=== Material ===

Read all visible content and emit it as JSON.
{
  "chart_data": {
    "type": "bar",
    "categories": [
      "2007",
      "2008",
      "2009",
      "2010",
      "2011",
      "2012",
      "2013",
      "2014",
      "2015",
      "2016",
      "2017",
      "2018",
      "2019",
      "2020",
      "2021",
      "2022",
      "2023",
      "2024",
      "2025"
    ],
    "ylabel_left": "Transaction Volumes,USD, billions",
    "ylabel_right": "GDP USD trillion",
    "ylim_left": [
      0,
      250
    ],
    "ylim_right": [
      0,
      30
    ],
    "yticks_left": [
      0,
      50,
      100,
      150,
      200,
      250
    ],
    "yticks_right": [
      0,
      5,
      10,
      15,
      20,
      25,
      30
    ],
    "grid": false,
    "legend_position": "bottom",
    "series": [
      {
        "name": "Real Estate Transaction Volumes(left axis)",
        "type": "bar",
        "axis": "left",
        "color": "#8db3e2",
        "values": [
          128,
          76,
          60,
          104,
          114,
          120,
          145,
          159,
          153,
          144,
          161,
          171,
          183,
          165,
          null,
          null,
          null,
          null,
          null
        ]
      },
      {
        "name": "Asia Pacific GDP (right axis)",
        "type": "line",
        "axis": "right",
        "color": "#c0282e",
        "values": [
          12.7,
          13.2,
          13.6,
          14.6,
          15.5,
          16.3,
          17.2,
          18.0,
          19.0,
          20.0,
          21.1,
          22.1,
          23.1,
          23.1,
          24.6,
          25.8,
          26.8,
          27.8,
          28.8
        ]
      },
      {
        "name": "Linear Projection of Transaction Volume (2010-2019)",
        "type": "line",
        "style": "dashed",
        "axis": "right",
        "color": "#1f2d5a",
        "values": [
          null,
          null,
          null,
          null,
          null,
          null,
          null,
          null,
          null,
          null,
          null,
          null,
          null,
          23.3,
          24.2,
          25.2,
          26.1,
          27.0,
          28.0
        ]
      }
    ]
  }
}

===

Given problem: Find the lines above holding the word "type" and show them.

Answer to the problem:
    "type": "bar",
        "type": "bar",
        "type": "line",
        "type": "line",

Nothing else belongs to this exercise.